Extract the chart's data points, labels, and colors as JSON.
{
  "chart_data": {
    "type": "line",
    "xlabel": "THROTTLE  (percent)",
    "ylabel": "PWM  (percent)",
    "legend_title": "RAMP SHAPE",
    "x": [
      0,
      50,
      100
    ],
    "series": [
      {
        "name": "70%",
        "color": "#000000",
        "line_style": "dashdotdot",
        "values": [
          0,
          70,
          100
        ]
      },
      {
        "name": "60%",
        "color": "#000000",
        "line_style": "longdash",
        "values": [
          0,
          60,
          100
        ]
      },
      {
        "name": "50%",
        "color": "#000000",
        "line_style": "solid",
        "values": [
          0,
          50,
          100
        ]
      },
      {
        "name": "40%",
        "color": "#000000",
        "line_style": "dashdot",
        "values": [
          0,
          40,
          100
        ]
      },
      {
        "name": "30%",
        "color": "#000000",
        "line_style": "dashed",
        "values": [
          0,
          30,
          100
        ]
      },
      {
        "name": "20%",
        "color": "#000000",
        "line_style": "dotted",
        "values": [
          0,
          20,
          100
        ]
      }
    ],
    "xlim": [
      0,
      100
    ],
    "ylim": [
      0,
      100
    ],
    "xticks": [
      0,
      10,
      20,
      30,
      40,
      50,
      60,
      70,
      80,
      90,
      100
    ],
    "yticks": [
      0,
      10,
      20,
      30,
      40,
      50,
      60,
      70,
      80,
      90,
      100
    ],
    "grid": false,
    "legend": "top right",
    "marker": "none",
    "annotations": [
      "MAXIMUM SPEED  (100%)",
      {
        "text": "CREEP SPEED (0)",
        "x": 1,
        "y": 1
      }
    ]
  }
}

• **CHALLENGE**
From the records above, extract every entry exactly as given.

• **CORRECT OUTPUT**
Extract the chart's data points, labels, and colors as JSON.
{
  "chart_data": {
    "type": "line",
    "xlabel": "THROTTLE  (percent)",
    "ylabel": "PWM  (percent)",
    "legend_title": "RAMP SHAPE",
    "x": [
      0,
      50,
      100
    ],
    "series": [
      {
        "name": "70%",
        "color": "#000000",
        "line_style": "dashdotdot",
        "values": [
          0,
          70,
          100
        ]
      },
      {
        "name": "60%",
        "color": "#000000",
        "line_style": "longdash",
        "values": [
          0,
          60,
          100
        ]
      },
      {
        "name": "50%",
        "color": "#000000",
        "line_style": "solid",
        "values": [
          0,
          50,
          100
        ]
      },
      {
        "name": "40%",
        "color": "#000000",
        "line_style": "dashdot",
        "values": [
          0,
          40,
          100
        ]
      },
      {
        "name": "30%",
        "color": "#000000",
        "line_style": "dashed",
        "values": [
          0,
          30,
          100
        ]
      },
      {
        "name": "20%",
        "color": "#000000",
        "line_style": "dotted",
        "values": [
          0,
          20,
          100
        ]
      }
    ],
    "xlim": [
      0,
      100
    ],
    "ylim": [
      0,
      100
    ],
    "xticks": [
      0,
      10,
      20,
      30,
      40,
      50,
      60,
      70,
      80,
      90,
      100
    ],
    "yticks": [
      0,
      10,
      20,
      30,
      40,
      50,
      60,
      70,
      80,
      90,
      100
    ],
    "grid": false,
    "legend": "top right",
    "marker": "none",
    "annotations": [
      "MAXIMUM SPEED  (100%)",
      {
        "text": "CREEP SPEED (0)",
        "x": 1,
        "y": 1
      }
    ]
  }
}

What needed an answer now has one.